Requests
A: The supplied text on generator expressions and list comprehensions calls the generator approach less flexible. Using the text's own reasoning, explain why in one to three sentences.
B: In the text on generator expressions and list comprehensions, swap "entry_lines" for "entry_records" wherever it appears from "So instead we" to "as we wish.", and give that passage back.
C: Carry on the discussion of generator expressions versus list comprehensions from the point where it stops.

Supplied text
====

Since performance is the most common reason to choose one over the other, my advice is to not worry about it and just pick one; if you find that your program is running too slowly, then and only then should you go back and worry about tuning your code.
Iterating over the generator expression or the list comprehension will do the same thing. However, the list comprehension will create the entire list in memory first while the generator expression will create the items on the fly, so you are able to use it for very large (and also infinite!) sequences.
Use list comprehensions when the result needs to be iterated over multiple times, or where speed is paramount. Use generator expressions where the range is large or infinite.
See Generator expressions and list comprehensions for more info.
The important point is that the list comprehension creates a new list. The generator creates a an iterable object that will "filter" the source material on-the-fly as you consume the bits.
Imagine you have a 2TB log file called "hugefile.txt", and you want the content and length for all the lines that start with the word "ENTRY".
So you try starting out by writing a list comprehension:
logfile = open("hugefile.txt","r")
entry_lines = [(line,len(line)) for line in logfile if line.startswith("ENTRY")]
This slurps up the whole file, processes each line, and stores the matching lines in your array. This array could therefore contain up to 2TB of content. That's a lot of RAM, and probably not practical for your purposes.
So instead we can use a generator to apply a "filter" to our content. No data is actually read until we start iterating over the result.
logfile = open("hugefile.txt","r")
entry_lines = ((line,len(line)) for line in logfile if line.startswith("ENTRY"))
Not even a single line has been read from our file yet. In fact, say we want to filter our result even further:
long_entries = ((line,length) for (line,length) in entry_lines if length > 80)
Still nothing has been read, but we've specified now two generators that will act on our data as we wish.
Lets write out our filtered lines to another file:
outfile = open("filtered.txt","a")
for entry,length in long_entries:
outfile.write(entry)
Now we read the input file. As our for loop continues to request additional lines, the long_entries generator demands lines from the entry_lines generator, returning only those whose length is greater than 80 characters. And in turn, the entry_lines generator requests lines (filtered as indicated) from the logfile iterator, which in turn reads the file.
So instead of "pushing" data to your output function in the form of a fully-populated list, you're giving the output function a way to "pull" data only when its needed. This is in our case much more efficient, but not quite as flexible. Generators are one way, one pass; the data from the log file we've read gets immediately discarded, so we can't go back to a previous line. On the other hand, we don't have to worry about keeping data around once we're done with it.
The benefit of a generator expression is that it uses less memory since it doesn't build the whole list at once. Generator expressions are best used when the list is an intermediary, such as summing the results, or creating a dict out of the results.
For example:
sum(x*2 for x in xrange(256))
dict( (k, some_func(k)) for k in some_list_of_keys )
The advantage there is that the list isn't completely generated, and thus little memory is used (and should also be faster)
You should, though, use list comprehensions when the desired final product is a list. You are not going to save any memeory using generator expressions, since you want the generated list. You also get the benefit of being able to use any of the list functions like sorted or reversed.
For example:
reversed( [x*2 for x in xrange(256)] )

====

Listing
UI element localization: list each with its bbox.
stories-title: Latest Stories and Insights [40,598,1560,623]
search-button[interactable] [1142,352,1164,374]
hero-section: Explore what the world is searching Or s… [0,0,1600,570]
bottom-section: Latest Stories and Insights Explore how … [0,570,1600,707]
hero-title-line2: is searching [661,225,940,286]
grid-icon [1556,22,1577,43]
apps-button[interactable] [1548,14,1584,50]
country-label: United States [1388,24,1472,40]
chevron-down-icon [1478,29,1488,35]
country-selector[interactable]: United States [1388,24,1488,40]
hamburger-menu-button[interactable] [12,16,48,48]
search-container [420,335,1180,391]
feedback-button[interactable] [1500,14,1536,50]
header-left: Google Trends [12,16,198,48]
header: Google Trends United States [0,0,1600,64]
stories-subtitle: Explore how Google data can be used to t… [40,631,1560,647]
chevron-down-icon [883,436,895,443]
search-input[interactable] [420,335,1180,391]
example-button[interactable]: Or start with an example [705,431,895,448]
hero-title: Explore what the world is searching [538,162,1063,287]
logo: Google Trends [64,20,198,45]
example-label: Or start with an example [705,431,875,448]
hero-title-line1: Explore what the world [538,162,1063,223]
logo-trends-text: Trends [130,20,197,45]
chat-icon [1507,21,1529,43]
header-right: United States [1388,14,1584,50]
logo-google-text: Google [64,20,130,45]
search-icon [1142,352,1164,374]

====

Task responses
A: Generators are one way and one pass. The data read from the log file is discarded right away, so there is no way to go back to a previous line.

B:
So instead we can use a generator to apply a "filter" to our content. No data is actually read until we start iterating over the result.
logfile = open("hugefile.txt","r")
entry_records = ((line,len(line)) for line in logfile if line.startswith("ENTRY"))
Not even a single line has been read from our file yet. In fact, say we want to filter our result even further:
long_entries = ((line,length) for (line,length) in entry_records if length > 80)
Still nothing has been read, but we've specified now two generators that will act on our data as we wish.

C:
When creating a generator from a mutable object (like a list) be aware that the generator will get evaluated on the state of the list at time of using the generator, not at time of the creation of the generator:
>>> mylist = ["a", "b", "c"]
>>> gen = (elem + "1" for elem in mylist)
>>> mylist.clear()
>>> for x in gen: print (x)
# nothing
If there is any chance of your list getting modified (or a mutable object inside that list) but you need the state at creation of the generator you need to use a list comprehension instead.
Python 3.7:
List comprehensions are faster.
Generators are more memory efficient.
As all others have said, if you're looking to scale infinite data, you'll need a generator eventually. For relatively static small and medium-sized jobs where speed is necessary, a list comprehension is best.
Sometimes you can get away with the tee function from itertools, it returns multiple iterators for the same generator that can be used independently.
I'm using the Hadoop Mincemeat module. I think this is a great example to take a note of:
import mincemeat
def mapfn(k,v):
for w in v:
yield 'sum',w
#yield 'count',1
def reducefn(k,v):
r1=sum(v)
r2=len(v)
print r2
m=r1/r2
std=0
for i in range(r2):
std+=pow(abs(v[i]-m),2)
res=pow((std/r2),0.5)
return r1,r2,res
Here the generator gets numbers out of a text file (as big as 15GB) and applies simple math on those numbers using Hadoop's map-reduce. If I had not used the yield function, but instead a list comprehension, it would have taken a much longer time calculating the sums and average (not to mention the space complexity).
Hadoop is a great example for using all the advantages of Generators.
Some notes for built-in Python functions:
Use a generator expression if you need to exploit the short-circuiting behaviour of any or all. These functions are designed to stop iterating when the answer is known, but a list comprehension must evaluate every element before the function can be called.
For example, if we have
from time import sleep
def long_calculation(value):
sleep(1) # for simulation purposes
return value == 1
then any([long_calculation(x) for x in range(10)]) takes about ten seconds, as long_calculation will be called for every x. any(long_calculation(x) for x in range(10)) takes only about two seconds, since long_calculation will only be called with 0 and 1 inputs.
When any and all iterate over the list comprehension, they will still stop checking elements for truthiness once an answer is known (as soon as any finds a true result, or all finds a false one); however, this is usually trivial compared to the actual work done by the comprehension.
Generator expressions are of course more memory efficient, when it's possible to use them. List comprehensions will be slightly faster with the non-short-circuiting min, max and sum (timings for max shown here):
$ python -m timeit "max(_ for _ in range(1))"
500000 loops, best of 5: 476 nsec per loop
$ python -m timeit "max([_ for _ in range(1)])"
500000 loops, best of 5: 425 nsec per loop
$ python -m timeit "max(_ for _ in range(100))"
50000 loops, best of 5: 4.42 usec per loop
$ python -m timeit "max([_ for _ in range(100)])"
100000 loops, best of 5: 3.79 usec per loop
$ python -m timeit "max(_ for _ in range(10000))"
500 loops, best of 5: 468 usec per loop
$ python -m timeit "max([_ for _ in range(10000)])"
500 loops, best of 5: 442 usec per loop
List comprehensions are eager but generators are lazy.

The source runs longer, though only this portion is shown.